■ Given task ■
Would you quote every entry exactly, dropping only the pictures?

==== Materials provided ====

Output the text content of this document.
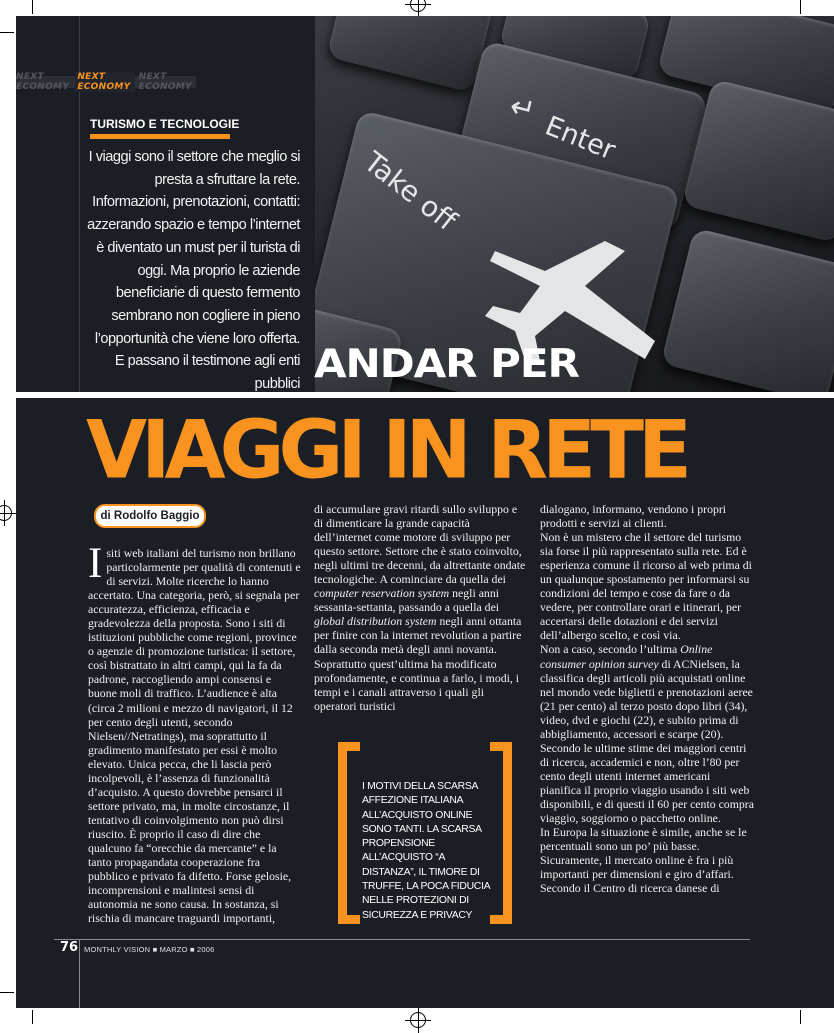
Enter
↵
Take off
NEXT ECONOMY
NEXT ECONOMY
NEXT ECONOMY
TURISMO E TECNOLOGIE
I viaggi sono il settore che meglio si presta a sfruttare la rete. Informazioni, prenotazioni, contatti: azzerando spazio e tempo l’internet è diventato un must per il turista di oggi. Ma proprio le aziende beneficiarie di questo fermento sembrano non cogliere in pieno l’opportunità che viene loro offerta. E passano il testimone agli enti pubblici ANDAR PER
VIAGGI IN RETE
di Rodolfo Baggio
Isiti web italiani del turismo non brillano particolarmente per qualità di contenuti e di servizi. Molte ricerche lo hanno accertato. Una categoria, però, si segnala per accuratezza, efficienza, efficacia e gradevolezza della proposta. Sono i siti di istituzioni pubbliche come regioni, province o agenzie di promozione turistica: il settore, così bistrattato in altri campi, qui la fa da padrone, raccogliendo ampi consensi e buone moli di traffico. L’audience è alta (circa 2 milioni e mezzo di navigatori, il 12 per cento degli utenti, secondo Nielsen//Netratings), ma soprattutto il gradimento manifestato per essi è molto elevato. Unica pecca, che li lascia però incolpevoli, è l’assenza di funzionalità d’acquisto. A questo dovrebbe pensarci il settore privato, ma, in molte circostanze, il tentativo di coinvolgimento non può dirsi riuscito. È proprio il caso di dire che qualcuno fa “orecchie da mercante” e la tanto propagandata cooperazione fra pubblico e privato fa difetto. Forse gelosie, incomprensioni e malintesi sensi di autonomia ne sono causa. In sostanza, si rischia di mancare traguardi importanti,
di accumulare gravi ritardi sullo sviluppo e di dimenticare la grande capacità dell’internet come motore di sviluppo per questo settore. Settore che è stato coinvolto, negli ultimi tre decenni, da altrettante ondate tecnologiche. A cominciare da quella dei computer reservation system negli anni sessanta-settanta, passando a quella dei global distribution system negli anni ottanta per finire con la internet revolution a partire dalla seconda metà degli anni novanta. Soprattutto quest’ultima ha modificato profondamente, e continua a farlo, i modi, i tempi e i canali attraverso i quali gli operatori turistici
I MOTIVI DELLA SCARSA AFFEZIONE ITALIANA ALL’ACQUISTO ONLINE SONO TANTI. LA SCARSA PROPENSIONE ALL’ACQUISTO “A DISTANZA”, IL TIMORE DI TRUFFE, LA POCA FIDUCIA NELLE PROTEZIONI DI SICUREZZA E PRIVACY

dialogano, informano, vendono i propri prodotti e servizi ai clienti.

Non è un mistero che il settore del turismo sia forse il più rappresentato sulla rete. Ed è esperienza comune il ricorso al web prima di un qualunque spostamento per informarsi su condizioni del tempo e cose da fare o da vedere, per controllare orari e itinerari, per accertarsi delle dotazioni e dei servizi dell’albergo scelto, e così via.

Non a caso, secondo l’ultima Online consumer opinion survey di ACNielsen, la classifica degli articoli più acquistati online nel mondo vede biglietti e prenotazioni aeree (21 per cento) al terzo posto dopo libri (34), video, dvd e giochi (22), e subito prima di abbigliamento, accessori e scarpe (20). Secondo le ultime stime dei maggiori centri di ricerca, accademici e non, oltre l’80 per cento degli utenti internet americani pianifica il proprio viaggio usando i siti web disponibili, e di questi il 60 per cento compra viaggio, soggiorno o pacchetto online.

In Europa la situazione è simile, anche se le percentuali sono un po’ più basse. Sicuramente, il mercato online è fra i più importanti per dimensioni e giro d’affari. Secondo il Centro di ricerca danese di

76 MONTHLY VISION ■ MARZO ■ 2006
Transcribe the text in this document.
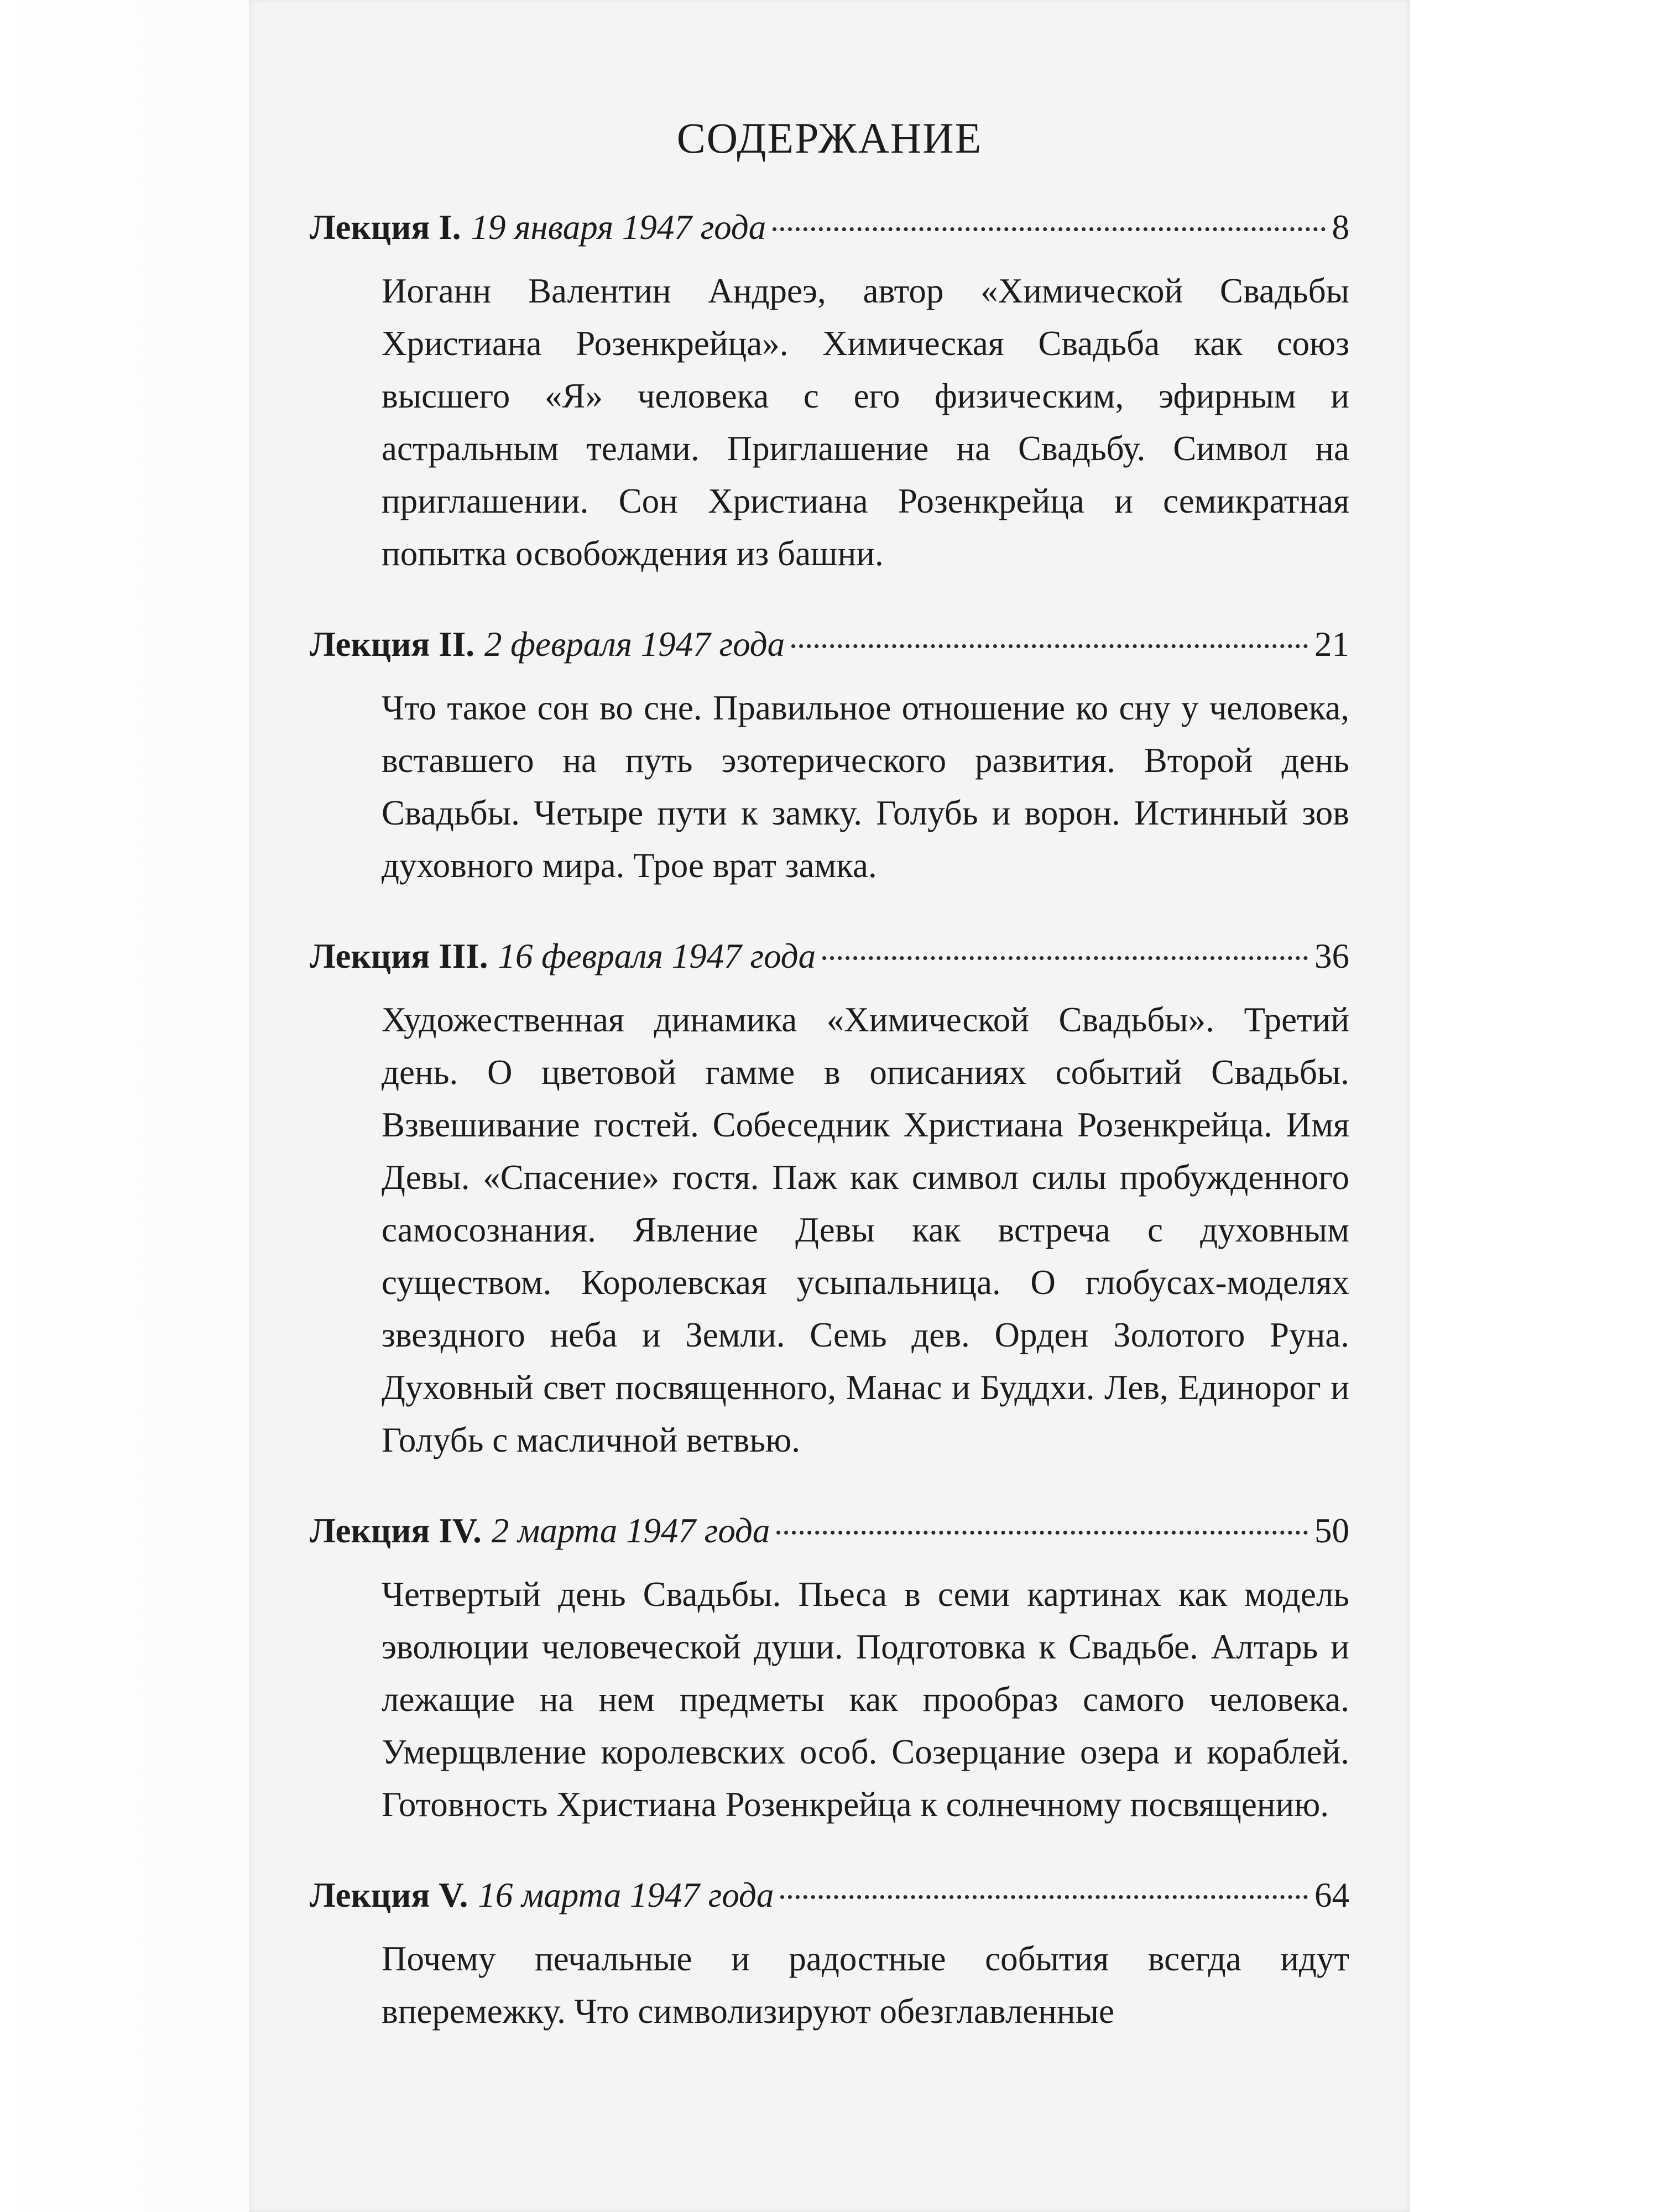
СОДЕРЖАНИЕ
Лекция I. 19 января 1947 года	8
Иоганн Валентин Андреэ, автор «Химической Свадьбы Христиана Розенкрейца». Химическая Свадьба как союз высшего «Я» человека с его физическим, эфирным и астральным телами. Приглашение на Свадьбу. Символ на приглашении. Сон Христиана Розенкрейца и семикратная попытка освобождения из башни.
Лекция II. 2 февраля 1947 года	21
Что такое сон во сне. Правильное отношение ко сну у человека, вставшего на путь эзотерического развития. Второй день Свадьбы. Четыре пути к замку. Голубь и ворон. Истинный зов духовного мира. Трое врат замка.
Лекция III. 16 февраля 1947 года	36
Художественная динамика «Химической Свадьбы». Третий день. О цветовой гамме в описаниях событий Свадьбы. Взвешивание гостей. Собеседник Христиана Розенкрейца. Имя Девы. «Спасение» гостя. Паж как символ силы пробужденного самосознания. Явление Девы как встреча с духовным существом. Королевская усыпальница. О глобусах-моделях звездного неба и Земли. Семь дев. Орден Золотого Руна. Духовный свет посвященного, Манас и Буддхи. Лев, Единорог и Голубь с масличной ветвью.
Лекция IV. 2 марта 1947 года	50
Четвертый день Свадьбы. Пьеса в семи картинах как модель эволюции человеческой души. Подготовка к Свадьбе. Алтарь и лежащие на нем предметы как прообраз самого человека. Умерщвление королевских особ. Созерцание озера и кораблей. Готовность Христиана Розенкрейца к солнечному посвящению.
Лекция V. 16 марта 1947 года	64
Почему печальные и радостные события всегда идут вперемежку. Что символизируют обезглавленные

====

■ Exercise response ■
Output the text content of this document.
Enter
↵
Take off
NEXT ECONOMY
NEXT ECONOMY
NEXT ECONOMY
TURISMO E TECNOLOGIE
I viaggi sono il settore che meglio si presta a sfruttare la rete. Informazioni, prenotazioni, contatti: azzerando spazio e tempo l’internet è diventato un must per il turista di oggi. Ma proprio le aziende beneficiarie di questo fermento sembrano non cogliere in pieno l’opportunità che viene loro offerta. E passano il testimone agli enti pubblici ANDAR PER
VIAGGI IN RETE
di Rodolfo Baggio
Isiti web italiani del turismo non brillano particolarmente per qualità di contenuti e di servizi. Molte ricerche lo hanno accertato. Una categoria, però, si segnala per accuratezza, efficienza, efficacia e gradevolezza della proposta. Sono i siti di istituzioni pubbliche come regioni, province o agenzie di promozione turistica: il settore, così bistrattato in altri campi, qui la fa da padrone, raccogliendo ampi consensi e buone moli di traffico. L’audience è alta (circa 2 milioni e mezzo di navigatori, il 12 per cento degli utenti, secondo Nielsen//Netratings), ma soprattutto il gradimento manifestato per essi è molto elevato. Unica pecca, che li lascia però incolpevoli, è l’assenza di funzionalità d’acquisto. A questo dovrebbe pensarci il settore privato, ma, in molte circostanze, il tentativo di coinvolgimento non può dirsi riuscito. È proprio il caso di dire che qualcuno fa “orecchie da mercante” e la tanto propagandata cooperazione fra pubblico e privato fa difetto. Forse gelosie, incomprensioni e malintesi sensi di autonomia ne sono causa. In sostanza, si rischia di mancare traguardi importanti,
di accumulare gravi ritardi sullo sviluppo e di dimenticare la grande capacità dell’internet come motore di sviluppo per questo settore. Settore che è stato coinvolto, negli ultimi tre decenni, da altrettante ondate tecnologiche. A cominciare da quella dei computer reservation system negli anni sessanta-settanta, passando a quella dei global distribution system negli anni ottanta per finire con la internet revolution a partire dalla seconda metà degli anni novanta. Soprattutto quest’ultima ha modificato profondamente, e continua a farlo, i modi, i tempi e i canali attraverso i quali gli operatori turistici
I MOTIVI DELLA SCARSA AFFEZIONE ITALIANA ALL’ACQUISTO ONLINE SONO TANTI. LA SCARSA PROPENSIONE ALL’ACQUISTO “A DISTANZA”, IL TIMORE DI TRUFFE, LA POCA FIDUCIA NELLE PROTEZIONI DI SICUREZZA E PRIVACY

dialogano, informano, vendono i propri prodotti e servizi ai clienti.

Non è un mistero che il settore del turismo sia forse il più rappresentato sulla rete. Ed è esperienza comune il ricorso al web prima di un qualunque spostamento per informarsi su condizioni del tempo e cose da fare o da vedere, per controllare orari e itinerari, per accertarsi delle dotazioni e dei servizi dell’albergo scelto, e così via.

Non a caso, secondo l’ultima Online consumer opinion survey di ACNielsen, la classifica degli articoli più acquistati online nel mondo vede biglietti e prenotazioni aeree (21 per cento) al terzo posto dopo libri (34), video, dvd e giochi (22), e subito prima di abbigliamento, accessori e scarpe (20). Secondo le ultime stime dei maggiori centri di ricerca, accademici e non, oltre l’80 per cento degli utenti internet americani pianifica il proprio viaggio usando i siti web disponibili, e di questi il 60 per cento compra viaggio, soggiorno o pacchetto online.

In Europa la situazione è simile, anche se le percentuali sono un po’ più basse. Sicuramente, il mercato online è fra i più importanti per dimensioni e giro d’affari. Secondo il Centro di ricerca danese di

76 MONTHLY VISION ■ MARZO ■ 2006
Transcribe the text in this document.
СОДЕРЖАНИЕ
Лекция I. 19 января 1947 года	8
Иоганн Валентин Андреэ, автор «Химической Свадьбы Христиана Розенкрейца». Химическая Свадьба как союз высшего «Я» человека с его физическим, эфирным и астральным телами. Приглашение на Свадьбу. Символ на приглашении. Сон Христиана Розенкрейца и семикратная попытка освобождения из башни.
Лекция II. 2 февраля 1947 года	21
Что такое сон во сне. Правильное отношение ко сну у человека, вставшего на путь эзотерического развития. Второй день Свадьбы. Четыре пути к замку. Голубь и ворон. Истинный зов духовного мира. Трое врат замка.
Лекция III. 16 февраля 1947 года	36
Художественная динамика «Химической Свадьбы». Третий день. О цветовой гамме в описаниях событий Свадьбы. Взвешивание гостей. Собеседник Христиана Розенкрейца. Имя Девы. «Спасение» гостя. Паж как символ силы пробужденного самосознания. Явление Девы как встреча с духовным существом. Королевская усыпальница. О глобусах-моделях звездного неба и Земли. Семь дев. Орден Золотого Руна. Духовный свет посвященного, Манас и Буддхи. Лев, Единорог и Голубь с масличной ветвью.
Лекция IV. 2 марта 1947 года	50
Четвертый день Свадьбы. Пьеса в семи картинах как модель эволюции человеческой души. Подготовка к Свадьбе. Алтарь и лежащие на нем предметы как прообраз самого человека. Умерщвление королевских особ. Созерцание озера и кораблей. Готовность Христиана Розенкрейца к солнечному посвящению.
Лекция V. 16 марта 1947 года	64
Почему печальные и радостные события всегда идут вперемежку. Что символизируют обезглавленные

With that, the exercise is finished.